#### [WHAT IS EXPECTED]
Extract every row below verbatim, with each line reproduced character for character and in its original order.

** START **

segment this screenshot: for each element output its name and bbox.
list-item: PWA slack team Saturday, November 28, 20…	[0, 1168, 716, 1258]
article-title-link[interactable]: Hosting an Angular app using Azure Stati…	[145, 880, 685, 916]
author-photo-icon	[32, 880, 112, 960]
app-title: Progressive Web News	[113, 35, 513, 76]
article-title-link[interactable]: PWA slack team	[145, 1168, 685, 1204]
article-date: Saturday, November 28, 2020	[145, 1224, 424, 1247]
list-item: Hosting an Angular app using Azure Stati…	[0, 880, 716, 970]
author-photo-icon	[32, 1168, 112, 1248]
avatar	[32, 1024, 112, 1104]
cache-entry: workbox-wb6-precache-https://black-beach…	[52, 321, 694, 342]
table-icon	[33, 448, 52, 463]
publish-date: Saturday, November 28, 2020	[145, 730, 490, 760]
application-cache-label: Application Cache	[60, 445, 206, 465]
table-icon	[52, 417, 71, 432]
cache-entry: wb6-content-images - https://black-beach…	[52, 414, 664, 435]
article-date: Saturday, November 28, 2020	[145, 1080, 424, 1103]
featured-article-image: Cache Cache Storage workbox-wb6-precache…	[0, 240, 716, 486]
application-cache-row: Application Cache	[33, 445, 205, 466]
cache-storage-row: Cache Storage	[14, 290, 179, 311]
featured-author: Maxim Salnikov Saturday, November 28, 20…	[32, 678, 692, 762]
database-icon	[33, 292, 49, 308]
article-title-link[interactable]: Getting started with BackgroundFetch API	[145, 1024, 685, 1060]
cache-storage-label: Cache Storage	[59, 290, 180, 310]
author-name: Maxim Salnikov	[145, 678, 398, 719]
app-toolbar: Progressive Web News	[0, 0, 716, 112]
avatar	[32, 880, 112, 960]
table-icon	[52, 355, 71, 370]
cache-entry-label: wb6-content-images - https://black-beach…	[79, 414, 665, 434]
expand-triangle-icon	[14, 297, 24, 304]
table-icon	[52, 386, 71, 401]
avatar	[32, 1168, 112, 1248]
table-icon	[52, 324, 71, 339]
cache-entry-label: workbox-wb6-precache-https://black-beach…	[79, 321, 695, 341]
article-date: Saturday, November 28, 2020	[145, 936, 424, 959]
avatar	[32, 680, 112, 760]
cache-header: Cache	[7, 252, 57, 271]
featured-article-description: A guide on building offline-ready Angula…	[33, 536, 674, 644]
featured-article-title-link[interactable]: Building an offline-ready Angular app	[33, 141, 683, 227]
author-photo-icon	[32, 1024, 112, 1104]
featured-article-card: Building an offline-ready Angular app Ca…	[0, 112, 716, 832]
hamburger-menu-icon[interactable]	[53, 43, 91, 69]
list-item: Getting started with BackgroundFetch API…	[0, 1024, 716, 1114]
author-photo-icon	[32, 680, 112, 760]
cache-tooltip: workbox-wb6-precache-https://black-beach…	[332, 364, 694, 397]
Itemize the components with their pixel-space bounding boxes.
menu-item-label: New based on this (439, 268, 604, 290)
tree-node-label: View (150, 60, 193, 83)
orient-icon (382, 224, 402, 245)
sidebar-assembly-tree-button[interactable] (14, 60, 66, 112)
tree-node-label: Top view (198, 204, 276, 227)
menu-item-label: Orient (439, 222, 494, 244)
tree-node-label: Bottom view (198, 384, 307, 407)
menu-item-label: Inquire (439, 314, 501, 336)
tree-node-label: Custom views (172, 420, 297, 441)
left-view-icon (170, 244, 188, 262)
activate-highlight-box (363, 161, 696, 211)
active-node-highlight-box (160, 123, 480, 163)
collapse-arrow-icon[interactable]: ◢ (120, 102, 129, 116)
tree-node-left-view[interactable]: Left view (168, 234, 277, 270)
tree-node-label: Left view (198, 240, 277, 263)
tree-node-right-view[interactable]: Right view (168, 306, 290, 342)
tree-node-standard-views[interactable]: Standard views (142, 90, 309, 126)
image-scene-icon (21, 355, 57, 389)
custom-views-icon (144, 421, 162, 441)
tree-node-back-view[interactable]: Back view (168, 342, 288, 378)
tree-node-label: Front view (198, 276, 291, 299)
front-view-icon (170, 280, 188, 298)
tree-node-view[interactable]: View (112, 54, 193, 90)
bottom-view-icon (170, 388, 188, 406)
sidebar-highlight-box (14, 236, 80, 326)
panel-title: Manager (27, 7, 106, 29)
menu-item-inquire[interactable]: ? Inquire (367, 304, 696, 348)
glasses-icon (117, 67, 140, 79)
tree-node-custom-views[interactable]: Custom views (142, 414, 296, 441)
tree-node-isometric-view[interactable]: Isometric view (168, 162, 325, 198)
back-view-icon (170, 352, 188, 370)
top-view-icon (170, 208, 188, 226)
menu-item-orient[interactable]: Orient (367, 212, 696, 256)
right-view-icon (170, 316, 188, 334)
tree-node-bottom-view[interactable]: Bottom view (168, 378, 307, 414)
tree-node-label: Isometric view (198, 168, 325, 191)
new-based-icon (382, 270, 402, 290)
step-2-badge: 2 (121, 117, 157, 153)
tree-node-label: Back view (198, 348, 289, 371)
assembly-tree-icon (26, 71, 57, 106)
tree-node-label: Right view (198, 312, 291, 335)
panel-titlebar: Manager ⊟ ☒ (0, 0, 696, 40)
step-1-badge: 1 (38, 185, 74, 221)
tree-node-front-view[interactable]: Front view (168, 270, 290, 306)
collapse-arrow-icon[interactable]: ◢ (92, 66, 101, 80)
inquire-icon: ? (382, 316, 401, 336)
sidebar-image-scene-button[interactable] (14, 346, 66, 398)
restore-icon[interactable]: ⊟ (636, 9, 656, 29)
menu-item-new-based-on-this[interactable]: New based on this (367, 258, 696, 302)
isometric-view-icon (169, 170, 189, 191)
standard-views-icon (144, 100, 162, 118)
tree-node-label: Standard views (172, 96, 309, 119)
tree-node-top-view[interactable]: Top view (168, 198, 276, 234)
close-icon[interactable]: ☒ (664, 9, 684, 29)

** END **

#### [RESPONSE]
segment this screenshot: for each element output its name and bbox.
list-item: PWA slack team Saturday, November 28, 20…	[0, 1168, 716, 1258]
article-title-link[interactable]: Hosting an Angular app using Azure Stati…	[145, 880, 685, 916]
author-photo-icon	[32, 880, 112, 960]
app-title: Progressive Web News	[113, 35, 513, 76]
article-title-link[interactable]: PWA slack team	[145, 1168, 685, 1204]
article-date: Saturday, November 28, 2020	[145, 1224, 424, 1247]
list-item: Hosting an Angular app using Azure Stati…	[0, 880, 716, 970]
author-photo-icon	[32, 1168, 112, 1248]
avatar	[32, 1024, 112, 1104]
cache-entry: workbox-wb6-precache-https://black-beach…	[52, 321, 694, 342]
table-icon	[33, 448, 52, 463]
publish-date: Saturday, November 28, 2020	[145, 730, 490, 760]
application-cache-label: Application Cache	[60, 445, 206, 465]
table-icon	[52, 417, 71, 432]
cache-entry: wb6-content-images - https://black-beach…	[52, 414, 664, 435]
article-date: Saturday, November 28, 2020	[145, 1080, 424, 1103]
featured-article-image: Cache Cache Storage workbox-wb6-precache…	[0, 240, 716, 486]
application-cache-row: Application Cache	[33, 445, 205, 466]
cache-storage-row: Cache Storage	[14, 290, 179, 311]
featured-author: Maxim Salnikov Saturday, November 28, 20…	[32, 678, 692, 762]
database-icon	[33, 292, 49, 308]
article-title-link[interactable]: Getting started with BackgroundFetch API	[145, 1024, 685, 1060]
cache-storage-label: Cache Storage	[59, 290, 180, 310]
author-name: Maxim Salnikov	[145, 678, 398, 719]
app-toolbar: Progressive Web News	[0, 0, 716, 112]
avatar	[32, 880, 112, 960]
table-icon	[52, 355, 71, 370]
cache-entry-label: wb6-content-images - https://black-beach…	[79, 414, 665, 434]
expand-triangle-icon	[14, 297, 24, 304]
table-icon	[52, 386, 71, 401]
avatar	[32, 1168, 112, 1248]
table-icon	[52, 324, 71, 339]
cache-entry-label: workbox-wb6-precache-https://black-beach…	[79, 321, 695, 341]
article-date: Saturday, November 28, 2020	[145, 936, 424, 959]
avatar	[32, 680, 112, 760]
cache-header: Cache	[7, 252, 57, 271]
featured-article-description: A guide on building offline-ready Angula…	[33, 536, 674, 644]
featured-article-title-link[interactable]: Building an offline-ready Angular app	[33, 141, 683, 227]
author-photo-icon	[32, 1024, 112, 1104]
featured-article-card: Building an offline-ready Angular app Ca…	[0, 112, 716, 832]
hamburger-menu-icon[interactable]	[53, 43, 91, 69]
list-item: Getting started with BackgroundFetch API…	[0, 1024, 716, 1114]
author-photo-icon	[32, 680, 112, 760]
cache-tooltip: workbox-wb6-precache-https://black-beach…	[332, 364, 694, 397]
Itemize the components with their pixel-space bounding boxes.
menu-item-label: New based on this (439, 268, 604, 290)
tree-node-label: View (150, 60, 193, 83)
orient-icon (382, 224, 402, 245)
sidebar-assembly-tree-button[interactable] (14, 60, 66, 112)
tree-node-label: Top view (198, 204, 276, 227)
menu-item-label: Orient (439, 222, 494, 244)
tree-node-label: Bottom view (198, 384, 307, 407)
menu-item-label: Inquire (439, 314, 501, 336)
tree-node-label: Custom views (172, 420, 297, 441)
left-view-icon (170, 244, 188, 262)
activate-highlight-box (363, 161, 696, 211)
active-node-highlight-box (160, 123, 480, 163)
collapse-arrow-icon[interactable]: ◢ (120, 102, 129, 116)
tree-node-left-view[interactable]: Left view (168, 234, 277, 270)
tree-node-label: Left view (198, 240, 277, 263)
tree-node-right-view[interactable]: Right view (168, 306, 290, 342)
tree-node-standard-views[interactable]: Standard views (142, 90, 309, 126)
image-scene-icon (21, 355, 57, 389)
custom-views-icon (144, 421, 162, 441)
tree-node-back-view[interactable]: Back view (168, 342, 288, 378)
tree-node-label: Front view (198, 276, 291, 299)
front-view-icon (170, 280, 188, 298)
tree-node-view[interactable]: View (112, 54, 193, 90)
bottom-view-icon (170, 388, 188, 406)
sidebar-highlight-box (14, 236, 80, 326)
panel-title: Manager (27, 7, 106, 29)
menu-item-inquire[interactable]: ? Inquire (367, 304, 696, 348)
glasses-icon (117, 67, 140, 79)
tree-node-custom-views[interactable]: Custom views (142, 414, 296, 441)
tree-node-isometric-view[interactable]: Isometric view (168, 162, 325, 198)
back-view-icon (170, 352, 188, 370)
top-view-icon (170, 208, 188, 226)
menu-item-orient[interactable]: Orient (367, 212, 696, 256)
right-view-icon (170, 316, 188, 334)
tree-node-bottom-view[interactable]: Bottom view (168, 378, 307, 414)
tree-node-label: Isometric view (198, 168, 325, 191)
new-based-icon (382, 270, 402, 290)
step-2-badge: 2 (121, 117, 157, 153)
tree-node-label: Back view (198, 348, 289, 371)
assembly-tree-icon (26, 71, 57, 106)
tree-node-label: Right view (198, 312, 291, 335)
panel-titlebar: Manager ⊟ ☒ (0, 0, 696, 40)
step-1-badge: 1 (38, 185, 74, 221)
tree-node-front-view[interactable]: Front view (168, 270, 290, 306)
collapse-arrow-icon[interactable]: ◢ (92, 66, 101, 80)
inquire-icon: ? (382, 316, 401, 336)
sidebar-image-scene-button[interactable] (14, 346, 66, 398)
restore-icon[interactable]: ⊟ (636, 9, 656, 29)
menu-item-new-based-on-this[interactable]: New based on this (367, 258, 696, 302)
isometric-view-icon (169, 170, 189, 191)
standard-views-icon (144, 100, 162, 118)
tree-node-label: Standard views (172, 96, 309, 119)
tree-node-top-view[interactable]: Top view (168, 198, 276, 234)
close-icon[interactable]: ☒ (664, 9, 684, 29)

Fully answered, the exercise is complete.